Restate the material word for word and leave out anything that is a picture.

[Saved entries]
•••••
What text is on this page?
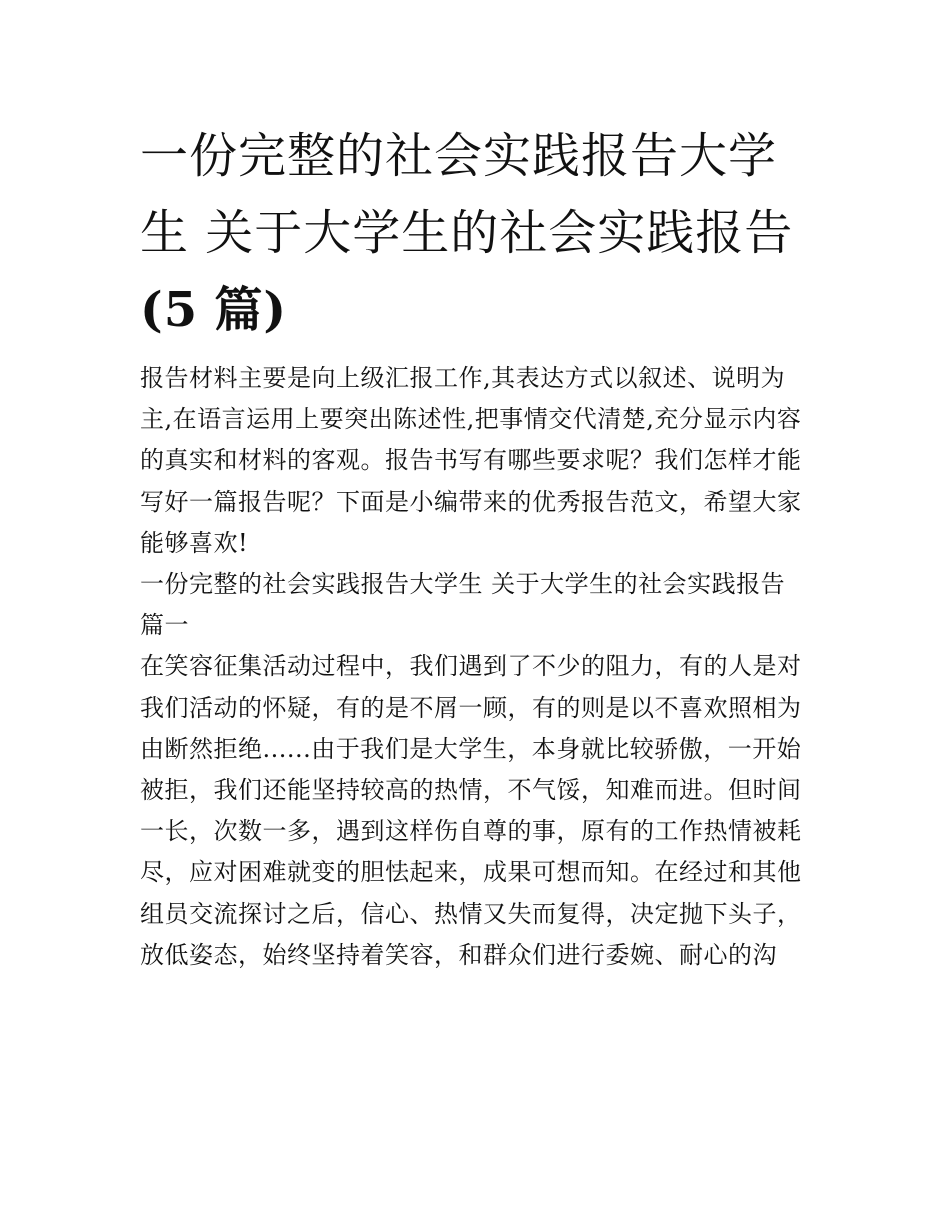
一份完整的社会实践报告大学
生 关于大学生的社会实践报告
(5 篇)

报告材料主要是向上级汇报工作,其表达方式以叙述、说明为

主,在语言运用上要突出陈述性,把事情交代清楚,充分显示内容

的真实和材料的客观。报告书写有哪些要求呢？我们怎样才能

写好一篇报告呢？下面是小编带来的优秀报告范文，希望大家

能够喜欢!

一份完整的社会实践报告大学生 关于大学生的社会实践报告

篇一

在笑容征集活动过程中，我们遇到了不少的阻力，有的人是对

我们活动的怀疑，有的是不屑一顾，有的则是以不喜欢照相为

由断然拒绝......由于我们是大学生，本身就比较骄傲，一开始

被拒，我们还能坚持较高的热情，不气馁，知难而进。但时间

一长，次数一多，遇到这样伤自尊的事，原有的工作热情被耗

尽，应对困难就变的胆怯起来，成果可想而知。在经过和其他

组员交流探讨之后，信心、热情又失而复得，决定抛下头子，

放低姿态，始终坚持着笑容，和群众们进行委婉、耐心的沟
•••••
> Finished exercise
What text is on this page?
一份完整的社会实践报告大学
生 关于大学生的社会实践报告
(5 篇)

报告材料主要是向上级汇报工作,其表达方式以叙述、说明为

主,在语言运用上要突出陈述性,把事情交代清楚,充分显示内容

的真实和材料的客观。报告书写有哪些要求呢？我们怎样才能

写好一篇报告呢？下面是小编带来的优秀报告范文，希望大家

能够喜欢!

一份完整的社会实践报告大学生 关于大学生的社会实践报告

篇一

在笑容征集活动过程中，我们遇到了不少的阻力，有的人是对

我们活动的怀疑，有的是不屑一顾，有的则是以不喜欢照相为

由断然拒绝......由于我们是大学生，本身就比较骄傲，一开始

被拒，我们还能坚持较高的热情，不气馁，知难而进。但时间

一长，次数一多，遇到这样伤自尊的事，原有的工作热情被耗

尽，应对困难就变的胆怯起来，成果可想而知。在经过和其他

组员交流探讨之后，信心、热情又失而复得，决定抛下头子，

放低姿态，始终坚持着笑容，和群众们进行委婉、耐心的沟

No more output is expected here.